(Items listed in a dataset)

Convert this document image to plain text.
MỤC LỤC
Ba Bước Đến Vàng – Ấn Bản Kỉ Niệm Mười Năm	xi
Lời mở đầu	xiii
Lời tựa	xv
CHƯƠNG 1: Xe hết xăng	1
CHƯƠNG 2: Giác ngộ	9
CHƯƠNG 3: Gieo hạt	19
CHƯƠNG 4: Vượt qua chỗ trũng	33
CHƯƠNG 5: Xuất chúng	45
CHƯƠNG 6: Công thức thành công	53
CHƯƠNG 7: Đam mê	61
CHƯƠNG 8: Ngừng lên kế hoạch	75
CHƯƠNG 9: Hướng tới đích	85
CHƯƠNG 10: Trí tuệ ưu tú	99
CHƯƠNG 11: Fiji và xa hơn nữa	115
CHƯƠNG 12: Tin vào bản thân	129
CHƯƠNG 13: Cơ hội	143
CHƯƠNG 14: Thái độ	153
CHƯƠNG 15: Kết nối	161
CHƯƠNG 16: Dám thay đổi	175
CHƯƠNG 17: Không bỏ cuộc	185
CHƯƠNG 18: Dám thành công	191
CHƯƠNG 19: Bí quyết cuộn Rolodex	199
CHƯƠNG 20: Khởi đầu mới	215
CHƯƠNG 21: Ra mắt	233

SHORT EXERCISE:
In full and verbatim, repeat the records given above.

SOLUTION FOR THIS TASK:
Convert this document image to plain text.
MỤC LỤC
Ba Bước Đến Vàng – Ấn Bản Kỉ Niệm Mười Năm	xi
Lời mở đầu	xiii
Lời tựa	xv
CHƯƠNG 1: Xe hết xăng	1
CHƯƠNG 2: Giác ngộ	9
CHƯƠNG 3: Gieo hạt	19
CHƯƠNG 4: Vượt qua chỗ trũng	33
CHƯƠNG 5: Xuất chúng	45
CHƯƠNG 6: Công thức thành công	53
CHƯƠNG 7: Đam mê	61
CHƯƠNG 8: Ngừng lên kế hoạch	75
CHƯƠNG 9: Hướng tới đích	85
CHƯƠNG 10: Trí tuệ ưu tú	99
CHƯƠNG 11: Fiji và xa hơn nữa	115
CHƯƠNG 12: Tin vào bản thân	129
CHƯƠNG 13: Cơ hội	143
CHƯƠNG 14: Thái độ	153
CHƯƠNG 15: Kết nối	161
CHƯƠNG 16: Dám thay đổi	175
CHƯƠNG 17: Không bỏ cuộc	185
CHƯƠNG 18: Dám thành công	191
CHƯƠNG 19: Bí quyết cuộn Rolodex	199
CHƯƠNG 20: Khởi đầu mới	215
CHƯƠNG 21: Ra mắt	233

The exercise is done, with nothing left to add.